▶ **Dataset items**

<<<<

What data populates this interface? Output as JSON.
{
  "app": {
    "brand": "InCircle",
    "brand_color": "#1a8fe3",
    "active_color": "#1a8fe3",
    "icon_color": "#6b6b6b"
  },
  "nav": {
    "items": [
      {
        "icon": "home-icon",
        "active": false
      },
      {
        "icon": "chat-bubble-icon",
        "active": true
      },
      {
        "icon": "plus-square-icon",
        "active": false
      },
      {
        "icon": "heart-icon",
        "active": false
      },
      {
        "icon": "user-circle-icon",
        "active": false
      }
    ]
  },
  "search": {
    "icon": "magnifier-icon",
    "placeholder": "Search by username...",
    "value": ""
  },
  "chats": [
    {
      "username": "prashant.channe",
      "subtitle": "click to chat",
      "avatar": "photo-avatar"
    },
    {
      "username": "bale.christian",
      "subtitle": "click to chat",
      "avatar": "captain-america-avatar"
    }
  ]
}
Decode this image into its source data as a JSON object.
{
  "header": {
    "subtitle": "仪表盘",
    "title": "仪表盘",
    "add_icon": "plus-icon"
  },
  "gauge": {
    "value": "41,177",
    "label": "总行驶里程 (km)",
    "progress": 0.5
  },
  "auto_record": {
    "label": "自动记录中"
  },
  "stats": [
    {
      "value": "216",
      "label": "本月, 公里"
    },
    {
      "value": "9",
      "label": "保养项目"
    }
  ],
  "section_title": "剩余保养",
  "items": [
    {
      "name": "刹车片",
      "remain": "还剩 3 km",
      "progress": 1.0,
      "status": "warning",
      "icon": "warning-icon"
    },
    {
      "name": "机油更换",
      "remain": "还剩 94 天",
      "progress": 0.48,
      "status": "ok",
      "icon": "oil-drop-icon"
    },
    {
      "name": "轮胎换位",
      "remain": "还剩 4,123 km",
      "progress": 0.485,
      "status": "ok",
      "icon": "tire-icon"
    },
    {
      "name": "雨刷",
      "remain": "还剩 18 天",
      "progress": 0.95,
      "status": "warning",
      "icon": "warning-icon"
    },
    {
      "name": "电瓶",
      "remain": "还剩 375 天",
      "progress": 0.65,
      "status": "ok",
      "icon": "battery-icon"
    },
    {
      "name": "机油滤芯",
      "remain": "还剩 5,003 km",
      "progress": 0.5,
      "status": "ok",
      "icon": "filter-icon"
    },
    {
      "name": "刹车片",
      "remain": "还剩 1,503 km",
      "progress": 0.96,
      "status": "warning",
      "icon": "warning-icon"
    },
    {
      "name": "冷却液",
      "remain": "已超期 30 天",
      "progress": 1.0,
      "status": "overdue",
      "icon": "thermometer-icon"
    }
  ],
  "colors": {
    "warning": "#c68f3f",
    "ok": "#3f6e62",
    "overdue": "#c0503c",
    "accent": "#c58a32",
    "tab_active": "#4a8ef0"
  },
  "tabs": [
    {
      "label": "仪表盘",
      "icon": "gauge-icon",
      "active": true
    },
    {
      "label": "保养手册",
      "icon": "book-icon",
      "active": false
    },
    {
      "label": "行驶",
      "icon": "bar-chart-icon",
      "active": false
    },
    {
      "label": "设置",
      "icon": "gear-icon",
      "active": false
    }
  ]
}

>>>>

Emit the records above again, exactly, with no line skipped.

▶ **ANSWER TO THIS PROBLEM**
What data populates this interface? Output as JSON.
{
  "app": {
    "brand": "InCircle",
    "brand_color": "#1a8fe3",
    "active_color": "#1a8fe3",
    "icon_color": "#6b6b6b"
  },
  "nav": {
    "items": [
      {
        "icon": "home-icon",
        "active": false
      },
      {
        "icon": "chat-bubble-icon",
        "active": true
      },
      {
        "icon": "plus-square-icon",
        "active": false
      },
      {
        "icon": "heart-icon",
        "active": false
      },
      {
        "icon": "user-circle-icon",
        "active": false
      }
    ]
  },
  "search": {
    "icon": "magnifier-icon",
    "placeholder": "Search by username...",
    "value": ""
  },
  "chats": [
    {
      "username": "prashant.channe",
      "subtitle": "click to chat",
      "avatar": "photo-avatar"
    },
    {
      "username": "bale.christian",
      "subtitle": "click to chat",
      "avatar": "captain-america-avatar"
    }
  ]
}
Decode this image into its source data as a JSON object.
{
  "header": {
    "subtitle": "仪表盘",
    "title": "仪表盘",
    "add_icon": "plus-icon"
  },
  "gauge": {
    "value": "41,177",
    "label": "总行驶里程 (km)",
    "progress": 0.5
  },
  "auto_record": {
    "label": "自动记录中"
  },
  "stats": [
    {
      "value": "216",
      "label": "本月, 公里"
    },
    {
      "value": "9",
      "label": "保养项目"
    }
  ],
  "section_title": "剩余保养",
  "items": [
    {
      "name": "刹车片",
      "remain": "还剩 3 km",
      "progress": 1.0,
      "status": "warning",
      "icon": "warning-icon"
    },
    {
      "name": "机油更换",
      "remain": "还剩 94 天",
      "progress": 0.48,
      "status": "ok",
      "icon": "oil-drop-icon"
    },
    {
      "name": "轮胎换位",
      "remain": "还剩 4,123 km",
      "progress": 0.485,
      "status": "ok",
      "icon": "tire-icon"
    },
    {
      "name": "雨刷",
      "remain": "还剩 18 天",
      "progress": 0.95,
      "status": "warning",
      "icon": "warning-icon"
    },
    {
      "name": "电瓶",
      "remain": "还剩 375 天",
      "progress": 0.65,
      "status": "ok",
      "icon": "battery-icon"
    },
    {
      "name": "机油滤芯",
      "remain": "还剩 5,003 km",
      "progress": 0.5,
      "status": "ok",
      "icon": "filter-icon"
    },
    {
      "name": "刹车片",
      "remain": "还剩 1,503 km",
      "progress": 0.96,
      "status": "warning",
      "icon": "warning-icon"
    },
    {
      "name": "冷却液",
      "remain": "已超期 30 天",
      "progress": 1.0,
      "status": "overdue",
      "icon": "thermometer-icon"
    }
  ],
  "colors": {
    "warning": "#c68f3f",
    "ok": "#3f6e62",
    "overdue": "#c0503c",
    "accent": "#c58a32",
    "tab_active": "#4a8ef0"
  },
  "tabs": [
    {
      "label": "仪表盘",
      "icon": "gauge-icon",
      "active": true
    },
    {
      "label": "保养手册",
      "icon": "book-icon",
      "active": false
    },
    {
      "label": "行驶",
      "icon": "bar-chart-icon",
      "active": false
    },
    {
      "label": "设置",
      "icon": "gear-icon",
      "active": false
    }
  ]
}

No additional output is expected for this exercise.